>>>>

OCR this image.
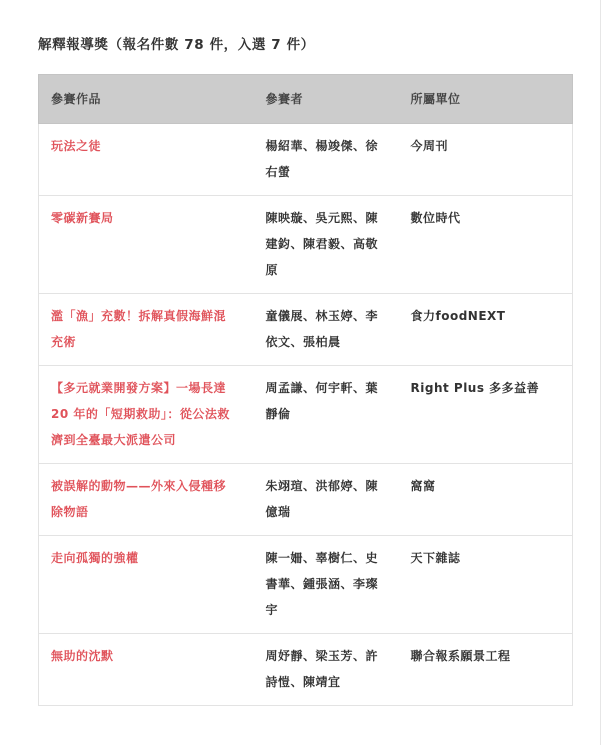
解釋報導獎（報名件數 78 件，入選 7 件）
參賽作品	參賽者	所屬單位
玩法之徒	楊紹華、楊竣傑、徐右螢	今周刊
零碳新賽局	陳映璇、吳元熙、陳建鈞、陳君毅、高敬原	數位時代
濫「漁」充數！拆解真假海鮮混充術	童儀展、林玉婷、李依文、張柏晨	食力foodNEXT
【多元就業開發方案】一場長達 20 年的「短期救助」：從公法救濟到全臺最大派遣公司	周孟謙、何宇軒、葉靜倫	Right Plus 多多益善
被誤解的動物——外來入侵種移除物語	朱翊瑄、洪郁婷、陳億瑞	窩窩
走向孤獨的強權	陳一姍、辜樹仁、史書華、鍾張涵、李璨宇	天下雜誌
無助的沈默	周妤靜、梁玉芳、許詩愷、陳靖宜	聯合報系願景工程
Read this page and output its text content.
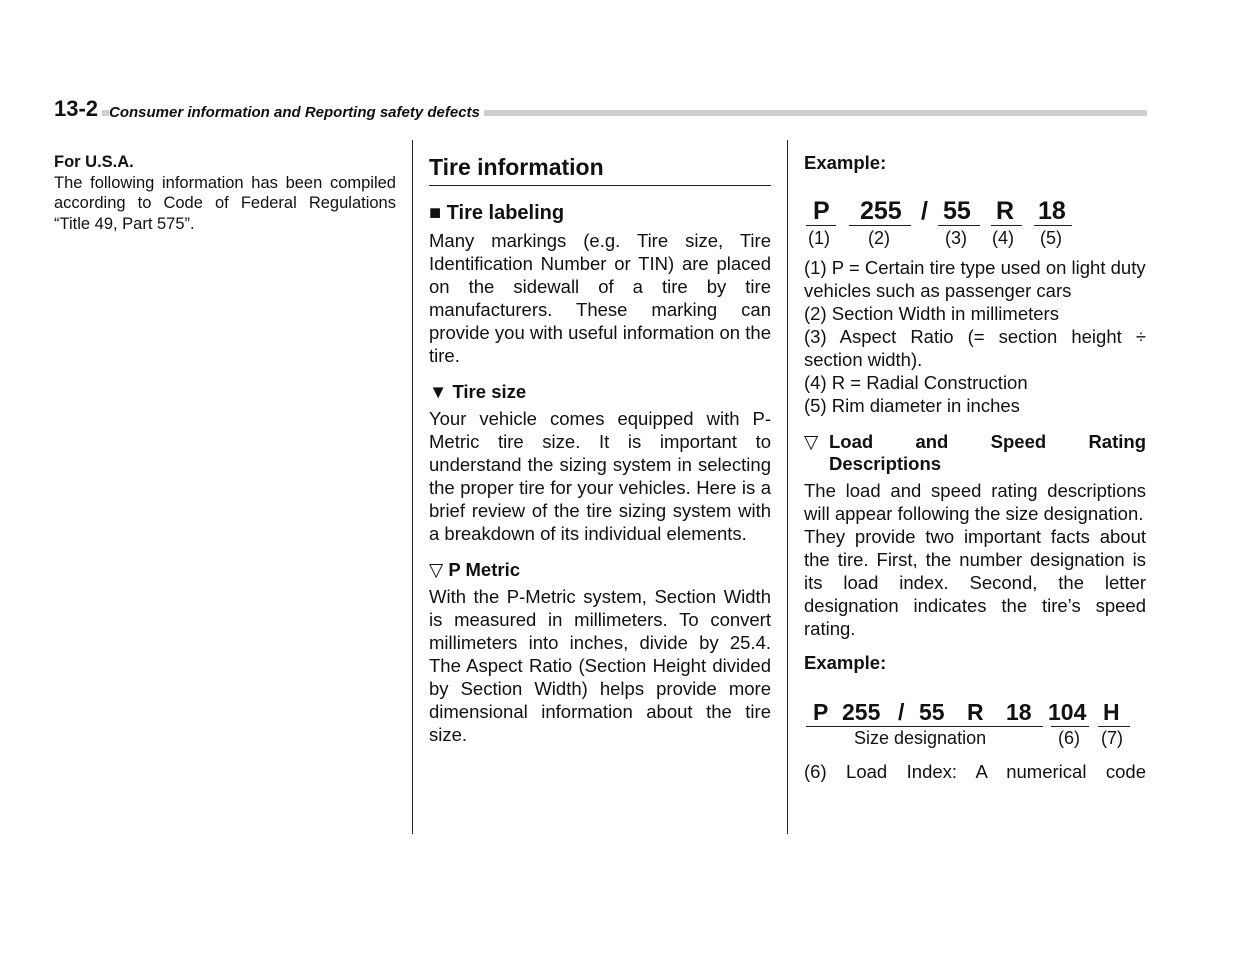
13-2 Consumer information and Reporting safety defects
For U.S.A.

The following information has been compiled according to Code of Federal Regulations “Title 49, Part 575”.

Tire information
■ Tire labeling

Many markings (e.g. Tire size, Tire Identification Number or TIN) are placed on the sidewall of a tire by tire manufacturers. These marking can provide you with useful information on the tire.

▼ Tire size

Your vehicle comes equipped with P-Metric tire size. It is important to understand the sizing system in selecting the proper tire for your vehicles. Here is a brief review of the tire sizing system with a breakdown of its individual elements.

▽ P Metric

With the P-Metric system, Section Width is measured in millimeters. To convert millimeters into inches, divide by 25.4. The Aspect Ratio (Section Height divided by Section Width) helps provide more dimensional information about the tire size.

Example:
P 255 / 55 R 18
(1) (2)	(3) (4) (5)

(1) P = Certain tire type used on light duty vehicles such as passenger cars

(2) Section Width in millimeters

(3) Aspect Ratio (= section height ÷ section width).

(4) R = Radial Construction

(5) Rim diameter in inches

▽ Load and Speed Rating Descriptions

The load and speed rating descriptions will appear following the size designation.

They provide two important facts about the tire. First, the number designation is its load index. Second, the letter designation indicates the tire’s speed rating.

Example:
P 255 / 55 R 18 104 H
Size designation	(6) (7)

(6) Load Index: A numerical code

<<<<

Exercise aim: Count the lines in the material above where the string "about" appears, then state only that count.

Output of the task: 2